**PROBLEM TO SOLVE:** Return the count of lines with the string "once" in them, and nothing else.

——————

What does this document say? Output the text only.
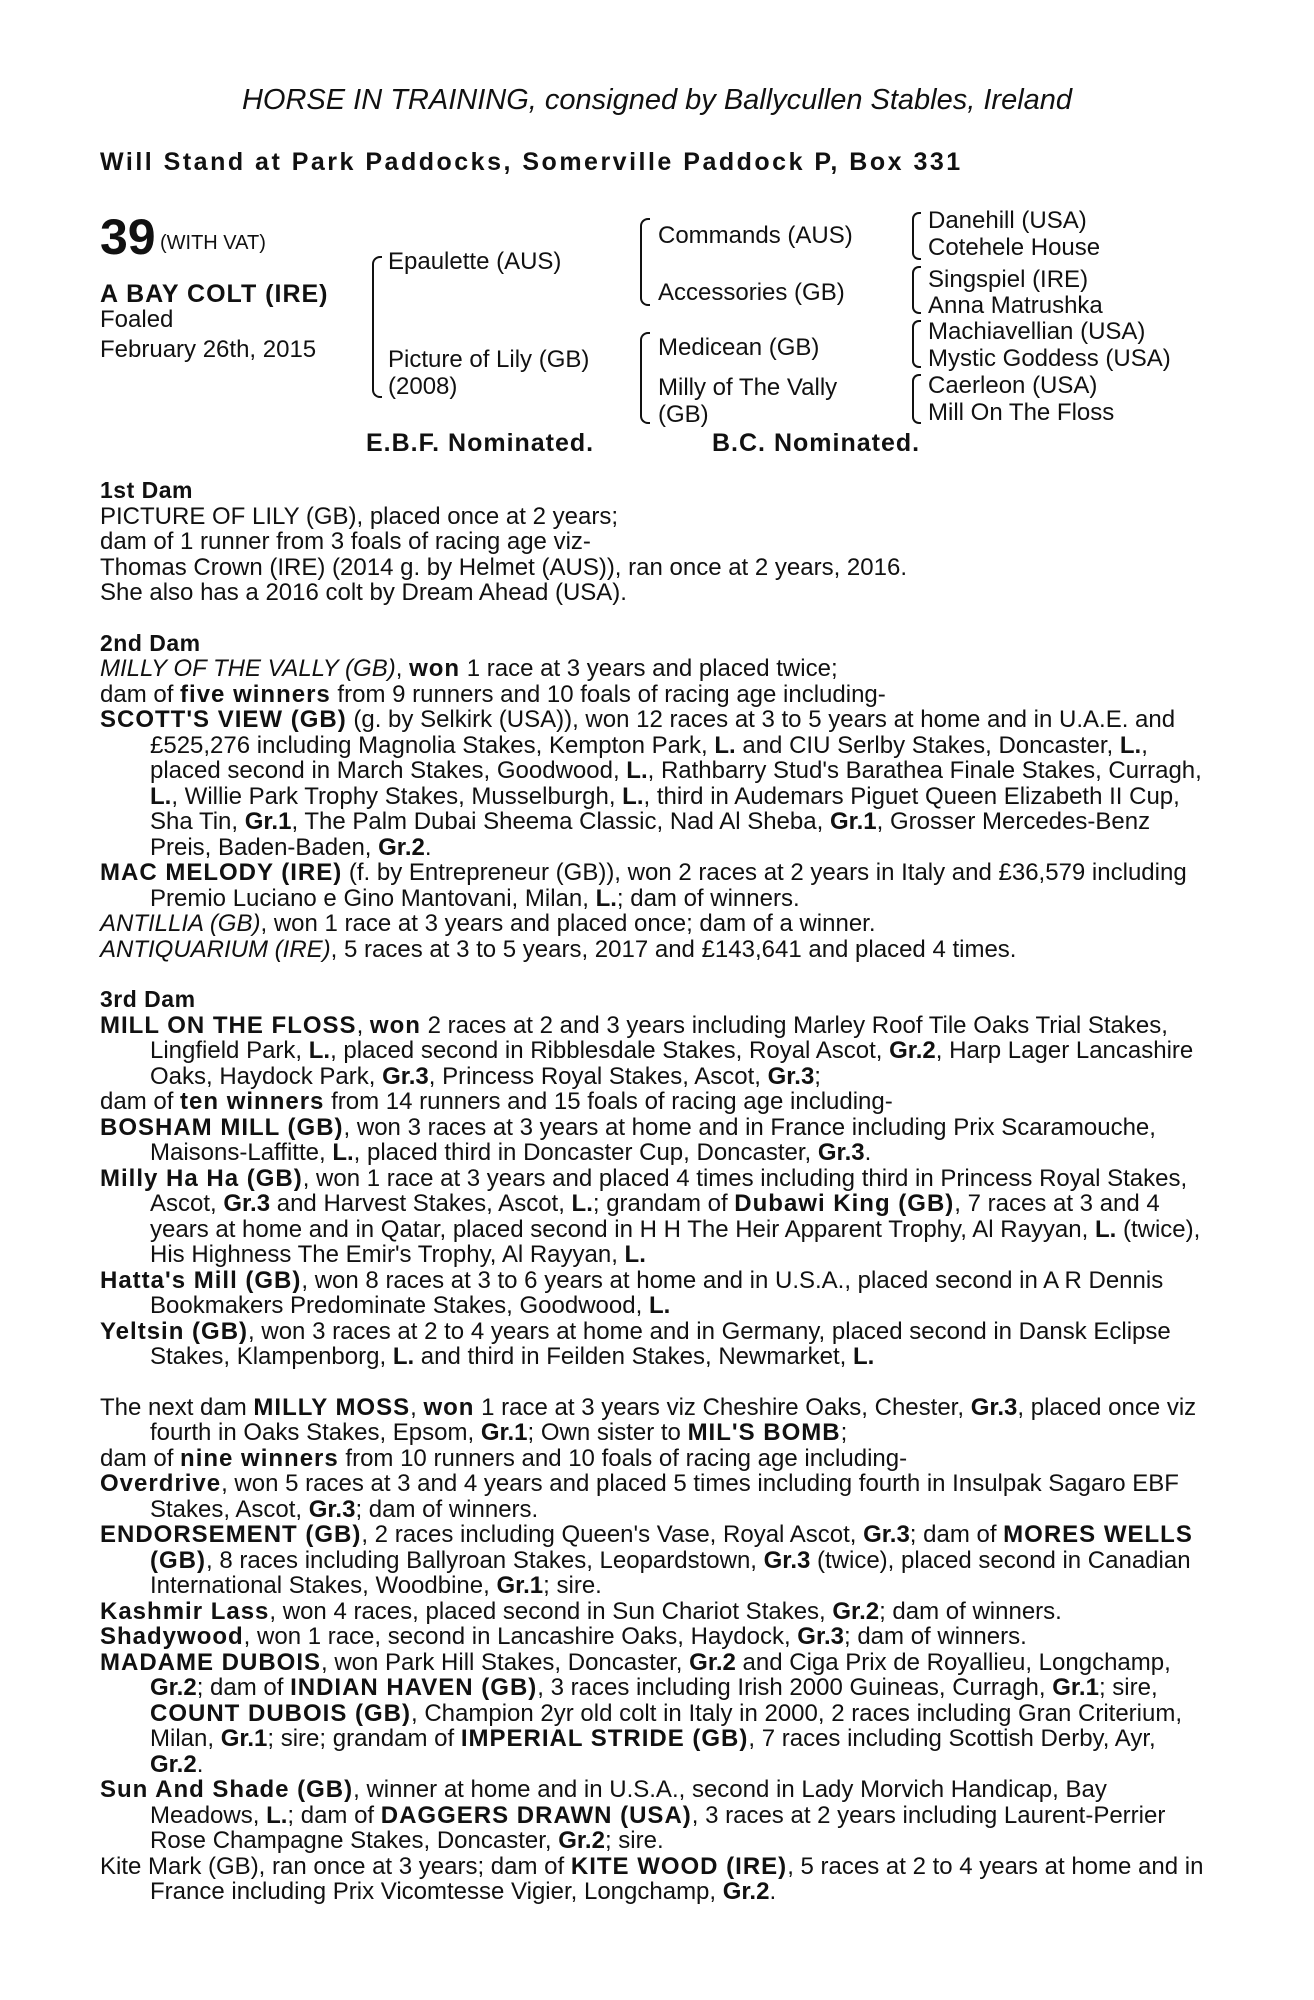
HORSE IN TRAINING, consigned by Ballycullen Stables, Ireland
Will Stand at Park Paddocks, Somerville Paddock P, Box 331
39 (WITH VAT)
A BAY COLT (IRE)
Foaled
February 26th, 2015
Epaulette (AUS)
Picture of Lily (GB)
(2008)
Commands (AUS)
Accessories (GB)
Medicean (GB)
Milly of The Vally
(GB)
Danehill (USA)
Cotehele House
Singspiel (IRE)
Anna Matrushka
Machiavellian (USA)
Mystic Goddess (USA)
Caerleon (USA)
Mill On The Floss
E.B.F. Nominated.	B.C. Nominated.

1st Dam

PICTURE OF LILY (GB), placed once at 2 years;

dam of 1 runner from 3 foals of racing age viz-

Thomas Crown (IRE) (2014 g. by Helmet (AUS)), ran once at 2 years, 2016.

She also has a 2016 colt by Dream Ahead (USA).

2nd Dam

MILLY OF THE VALLY (GB), won 1 race at 3 years and placed twice;

dam of five winners from 9 runners and 10 foals of racing age including-

SCOTT'S VIEW (GB) (g. by Selkirk (USA)), won 12 races at 3 to 5 years at home and in U.A.E. and £525,276 including Magnolia Stakes, Kempton Park, L. and CIU Serlby Stakes, Doncaster, L., placed second in March Stakes, Goodwood, L., Rathbarry Stud's Barathea Finale Stakes, Curragh, L., Willie Park Trophy Stakes, Musselburgh, L., third in Audemars Piguet Queen Elizabeth II Cup, Sha Tin, Gr.1, The Palm Dubai Sheema Classic, Nad Al Sheba, Gr.1, Grosser Mercedes-Benz Preis, Baden-Baden, Gr.2.

MAC MELODY (IRE) (f. by Entrepreneur (GB)), won 2 races at 2 years in Italy and £36,579 including Premio Luciano e Gino Mantovani, Milan, L.; dam of winners.

ANTILLIA (GB), won 1 race at 3 years and placed once; dam of a winner.

ANTIQUARIUM (IRE), 5 races at 3 to 5 years, 2017 and £143,641 and placed 4 times.

3rd Dam

MILL ON THE FLOSS, won 2 races at 2 and 3 years including Marley Roof Tile Oaks Trial Stakes, Lingfield Park, L., placed second in Ribblesdale Stakes, Royal Ascot, Gr.2, Harp Lager Lancashire Oaks, Haydock Park, Gr.3, Princess Royal Stakes, Ascot, Gr.3;

dam of ten winners from 14 runners and 15 foals of racing age including-

BOSHAM MILL (GB), won 3 races at 3 years at home and in France including Prix Scaramouche, Maisons-Laffitte, L., placed third in Doncaster Cup, Doncaster, Gr.3.

Milly Ha Ha (GB), won 1 race at 3 years and placed 4 times including third in Princess Royal Stakes, Ascot, Gr.3 and Harvest Stakes, Ascot, L.; grandam of Dubawi King (GB), 7 races at 3 and 4 years at home and in Qatar, placed second in H H The Heir Apparent Trophy, Al Rayyan, L. (twice), His Highness The Emir's Trophy, Al Rayyan, L.

Hatta's Mill (GB), won 8 races at 3 to 6 years at home and in U.S.A., placed second in A R Dennis Bookmakers Predominate Stakes, Goodwood, L.

Yeltsin (GB), won 3 races at 2 to 4 years at home and in Germany, placed second in Dansk Eclipse Stakes, Klampenborg, L. and third in Feilden Stakes, Newmarket, L.

The next dam MILLY MOSS, won 1 race at 3 years viz Cheshire Oaks, Chester, Gr.3, placed once viz fourth in Oaks Stakes, Epsom, Gr.1; Own sister to MIL'S BOMB;

dam of nine winners from 10 runners and 10 foals of racing age including-

Overdrive, won 5 races at 3 and 4 years and placed 5 times including fourth in Insulpak Sagaro EBF Stakes, Ascot, Gr.3; dam of winners.

ENDORSEMENT (GB), 2 races including Queen's Vase, Royal Ascot, Gr.3; dam of MORES WELLS (GB), 8 races including Ballyroan Stakes, Leopardstown, Gr.3 (twice), placed second in Canadian International Stakes, Woodbine, Gr.1; sire.

Kashmir Lass, won 4 races, placed second in Sun Chariot Stakes, Gr.2; dam of winners.

Shadywood, won 1 race, second in Lancashire Oaks, Haydock, Gr.3; dam of winners.

MADAME DUBOIS, won Park Hill Stakes, Doncaster, Gr.2 and Ciga Prix de Royallieu, Longchamp, Gr.2; dam of INDIAN HAVEN (GB), 3 races including Irish 2000 Guineas, Curragh, Gr.1; sire, COUNT DUBOIS (GB), Champion 2yr old colt in Italy in 2000, 2 races including Gran Criterium, Milan, Gr.1; sire; grandam of IMPERIAL STRIDE (GB), 7 races including Scottish Derby, Ayr, Gr.2.

Sun And Shade (GB), winner at home and in U.S.A., second in Lady Morvich Handicap, Bay Meadows, L.; dam of DAGGERS DRAWN (USA), 3 races at 2 years including Laurent-Perrier Rose Champagne Stakes, Doncaster, Gr.2; sire.

Kite Mark (GB), ran once at 3 years; dam of KITE WOOD (IRE), 5 races at 2 to 4 years at home and in France including Prix Vicomtesse Vigier, Longchamp, Gr.2.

——————

**RESPONSE TO THIS TASK:** 5